### [TASK DESCRIPTION]
Say how many lines of the listing below contain "HttpServletResponse", giving the number and nothing else.

(Dataset items)
________________

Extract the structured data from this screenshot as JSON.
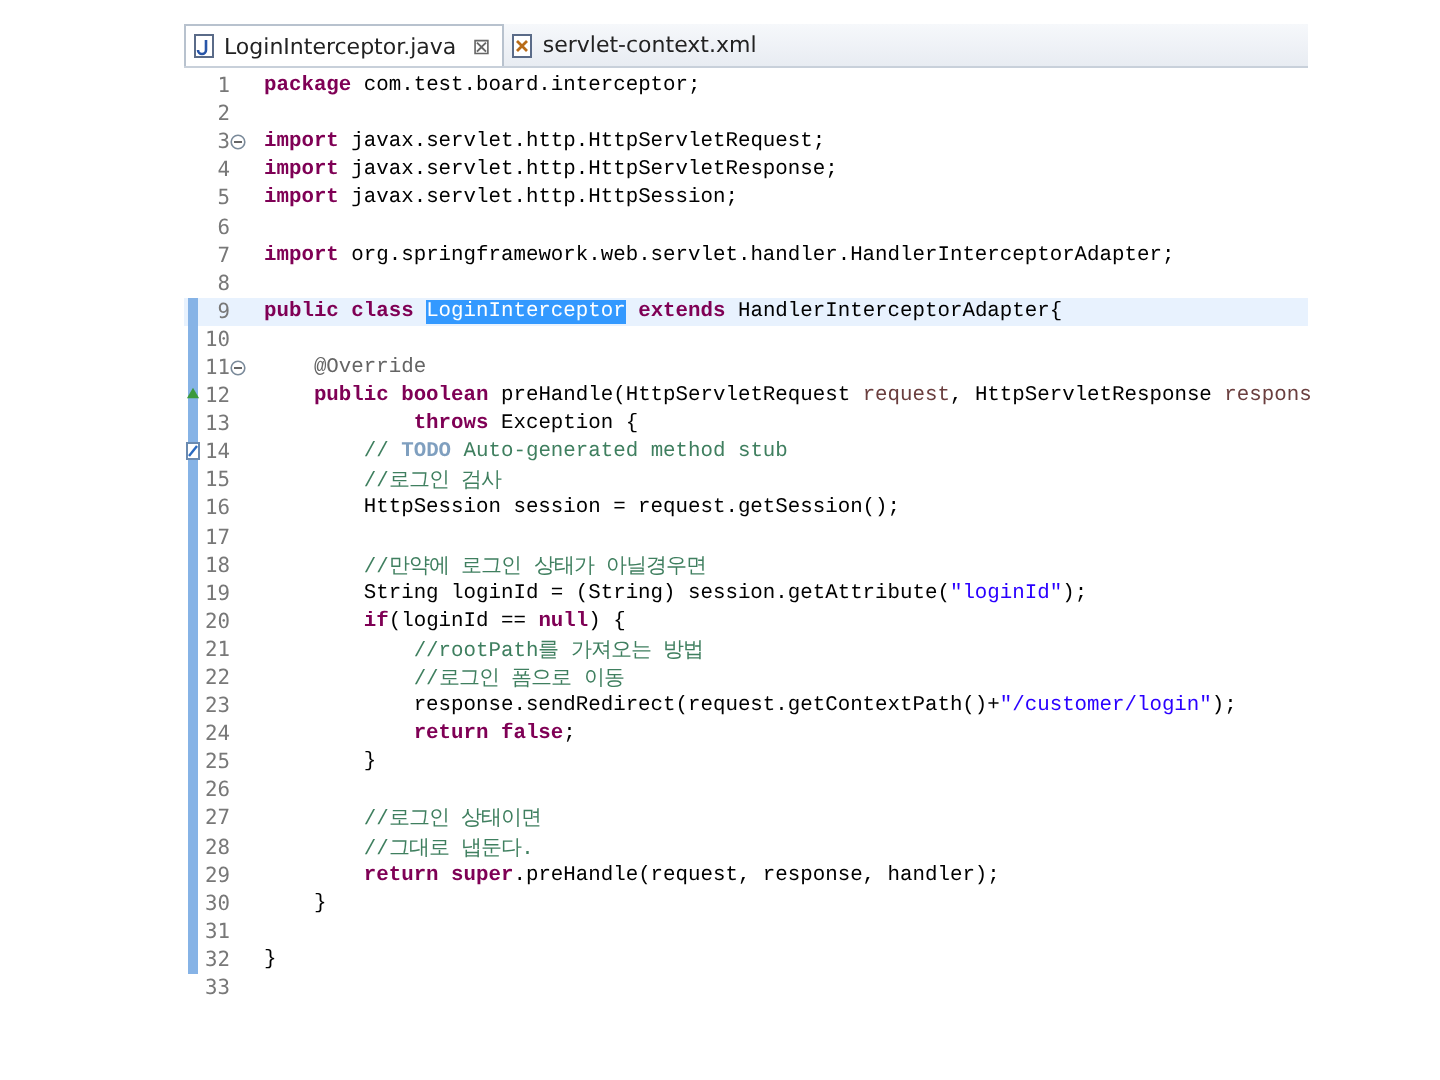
{
  "tabs": [
    {
      "label": "LoginInterceptor.java",
      "kind": "java",
      "selected": true,
      "close": "⊠"
    },
    {
      "label": "servlet-context.xml",
      "kind": "xml",
      "selected": false
    }
  ],
  "lines": [
    {
      "number": "1",
      "current": false,
      "changed": false,
      "segments": [
        {
          "kind": "keyword",
          "text": "package"
        },
        {
          "kind": "plain",
          "text": " com.test.board.interceptor;"
        }
      ]
    },
    {
      "number": "2",
      "current": false,
      "changed": false
    },
    {
      "number": "3",
      "current": false,
      "changed": false,
      "kind": "fold",
      "segments": [
        {
          "kind": "keyword",
          "text": "import"
        },
        {
          "kind": "plain",
          "text": " javax.servlet.http.HttpServletRequest;"
        }
      ]
    },
    {
      "number": "4",
      "current": false,
      "changed": false,
      "segments": [
        {
          "kind": "keyword",
          "text": "import"
        },
        {
          "kind": "plain",
          "text": " javax.servlet.http.HttpServletResponse;"
        }
      ]
    },
    {
      "number": "5",
      "current": false,
      "changed": false,
      "segments": [
        {
          "kind": "keyword",
          "text": "import"
        },
        {
          "kind": "plain",
          "text": " javax.servlet.http.HttpSession;"
        }
      ]
    },
    {
      "number": "6",
      "current": false,
      "changed": false
    },
    {
      "number": "7",
      "current": false,
      "changed": false,
      "segments": [
        {
          "kind": "keyword",
          "text": "import"
        },
        {
          "kind": "plain",
          "text": " org.springframework.web.servlet.handler.HandlerInterceptorAdapter;"
        }
      ]
    },
    {
      "number": "8",
      "current": false,
      "changed": false
    },
    {
      "number": "9",
      "current": true,
      "changed": true,
      "segments": [
        {
          "kind": "keyword",
          "text": "public class "
        },
        {
          "kind": "selection",
          "text": "LoginInterceptor"
        },
        {
          "kind": "keyword",
          "text": " extends"
        },
        {
          "kind": "plain",
          "text": " HandlerInterceptorAdapter{"
        }
      ]
    },
    {
      "number": "10",
      "current": false,
      "changed": true
    },
    {
      "number": "11",
      "current": false,
      "changed": true,
      "kind": "fold",
      "segments": [
        {
          "kind": "annotation",
          "text": "    @Override"
        }
      ]
    },
    {
      "number": "12",
      "current": false,
      "changed": true,
      "kind": "override",
      "segments": [
        {
          "kind": "keyword",
          "text": "    public boolean"
        },
        {
          "kind": "plain",
          "text": " preHandle(HttpServletRequest "
        },
        {
          "kind": "param",
          "text": "request"
        },
        {
          "kind": "plain",
          "text": ", HttpServletResponse "
        },
        {
          "kind": "param",
          "text": "respons"
        }
      ]
    },
    {
      "number": "13",
      "current": false,
      "changed": true,
      "segments": [
        {
          "kind": "keyword",
          "text": "            throws"
        },
        {
          "kind": "plain",
          "text": " Exception {"
        }
      ]
    },
    {
      "number": "14",
      "current": false,
      "changed": true,
      "kind": "task",
      "segments": [
        {
          "kind": "comment",
          "text": "        // "
        },
        {
          "kind": "todo",
          "text": "TODO"
        },
        {
          "kind": "comment",
          "text": " Auto-generated method stub"
        }
      ]
    },
    {
      "number": "15",
      "current": false,
      "changed": true,
      "segments": [
        {
          "kind": "comment",
          "text": "        //로그인 검사"
        }
      ]
    },
    {
      "number": "16",
      "current": false,
      "changed": true,
      "segments": [
        {
          "kind": "plain",
          "text": "        HttpSession session = request.getSession();"
        }
      ]
    },
    {
      "number": "17",
      "current": false,
      "changed": true
    },
    {
      "number": "18",
      "current": false,
      "changed": true,
      "segments": [
        {
          "kind": "comment",
          "text": "        //만약에 로그인 상태가 아닐경우면"
        }
      ]
    },
    {
      "number": "19",
      "current": false,
      "changed": true,
      "segments": [
        {
          "kind": "plain",
          "text": "        String loginId = (String) session.getAttribute("
        },
        {
          "kind": "string",
          "text": "\"loginId\""
        },
        {
          "kind": "plain",
          "text": ");"
        }
      ]
    },
    {
      "number": "20",
      "current": false,
      "changed": true,
      "segments": [
        {
          "kind": "keyword",
          "text": "        if"
        },
        {
          "kind": "plain",
          "text": "(loginId == "
        },
        {
          "kind": "keyword",
          "text": "null"
        },
        {
          "kind": "plain",
          "text": ") {"
        }
      ]
    },
    {
      "number": "21",
      "current": false,
      "changed": true,
      "segments": [
        {
          "kind": "comment",
          "text": "            //rootPath를 가져오는 방법"
        }
      ]
    },
    {
      "number": "22",
      "current": false,
      "changed": true,
      "segments": [
        {
          "kind": "comment",
          "text": "            //로그인 폼으로 이동"
        }
      ]
    },
    {
      "number": "23",
      "current": false,
      "changed": true,
      "segments": [
        {
          "kind": "plain",
          "text": "            response.sendRedirect(request.getContextPath()+"
        },
        {
          "kind": "string",
          "text": "\"/customer/login\""
        },
        {
          "kind": "plain",
          "text": ");"
        }
      ]
    },
    {
      "number": "24",
      "current": false,
      "changed": true,
      "segments": [
        {
          "kind": "keyword",
          "text": "            return false"
        },
        {
          "kind": "plain",
          "text": ";"
        }
      ]
    },
    {
      "number": "25",
      "current": false,
      "changed": true,
      "segments": [
        {
          "kind": "plain",
          "text": "        }"
        }
      ]
    },
    {
      "number": "26",
      "current": false,
      "changed": true
    },
    {
      "number": "27",
      "current": false,
      "changed": true,
      "segments": [
        {
          "kind": "comment",
          "text": "        //로그인 상태이면"
        }
      ]
    },
    {
      "number": "28",
      "current": false,
      "changed": true,
      "segments": [
        {
          "kind": "comment",
          "text": "        //그대로 냅둔다."
        }
      ]
    },
    {
      "number": "29",
      "current": false,
      "changed": true,
      "segments": [
        {
          "kind": "keyword",
          "text": "        return super"
        },
        {
          "kind": "plain",
          "text": ".preHandle(request, response, handler);"
        }
      ]
    },
    {
      "number": "30",
      "current": false,
      "changed": true,
      "segments": [
        {
          "kind": "plain",
          "text": "    }"
        }
      ]
    },
    {
      "number": "31",
      "current": false,
      "changed": true
    },
    {
      "number": "32",
      "current": false,
      "changed": true,
      "segments": [
        {
          "kind": "plain",
          "text": "}"
        }
      ]
    },
    {
      "number": "33",
      "current": false,
      "changed": false
    }
  ]
}
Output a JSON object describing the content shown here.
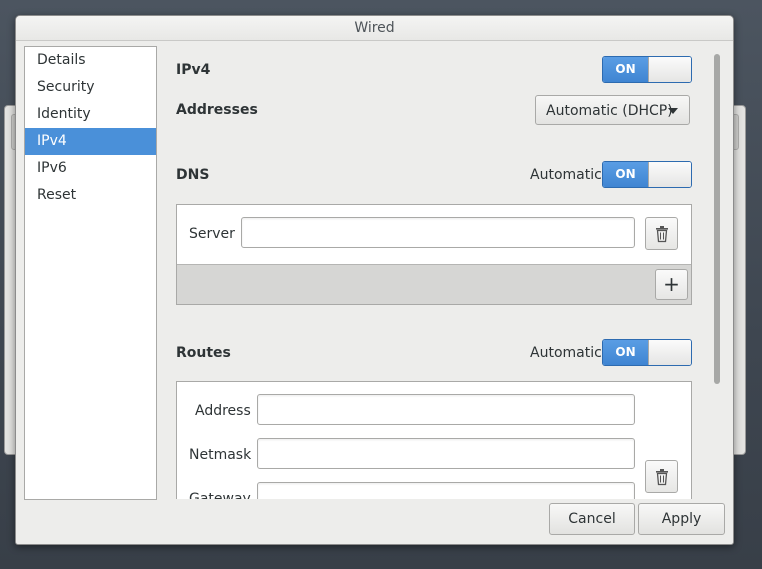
{
  "window": {
    "title": "Wired"
  },
  "sidebar": {
    "items": [
      {
        "label": "Details",
        "selected": false
      },
      {
        "label": "Security",
        "selected": false
      },
      {
        "label": "Identity",
        "selected": false
      },
      {
        "label": "IPv4",
        "selected": true
      },
      {
        "label": "IPv6",
        "selected": false
      },
      {
        "label": "Reset",
        "selected": false
      }
    ]
  },
  "ipv4": {
    "label": "IPv4",
    "toggle": "ON",
    "addresses_label": "Addresses",
    "addresses_value": "Automatic (DHCP)"
  },
  "dns": {
    "label": "DNS",
    "automatic_label": "Automatic",
    "toggle": "ON",
    "server_label": "Server",
    "server_value": "",
    "add_label": "+"
  },
  "routes": {
    "label": "Routes",
    "automatic_label": "Automatic",
    "toggle": "ON",
    "address_label": "Address",
    "netmask_label": "Netmask",
    "gateway_label": "Gateway",
    "address_value": "",
    "netmask_value": "",
    "gateway_value": ""
  },
  "footer": {
    "cancel_label": "Cancel",
    "apply_label": "Apply"
  },
  "colors": {
    "accent": "#4a90d9",
    "toggle_on": "#3f85d2"
  }
}
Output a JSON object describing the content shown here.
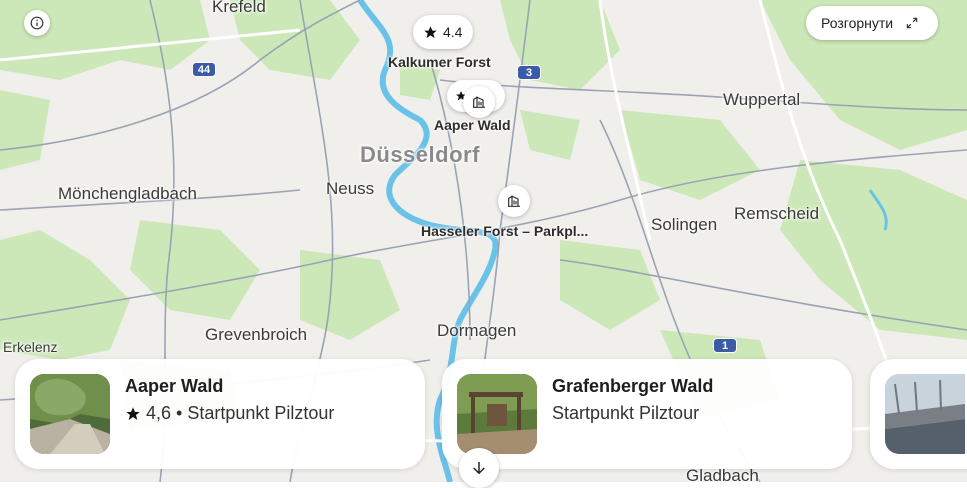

________________

### [WRITTEN RESPONSE]
2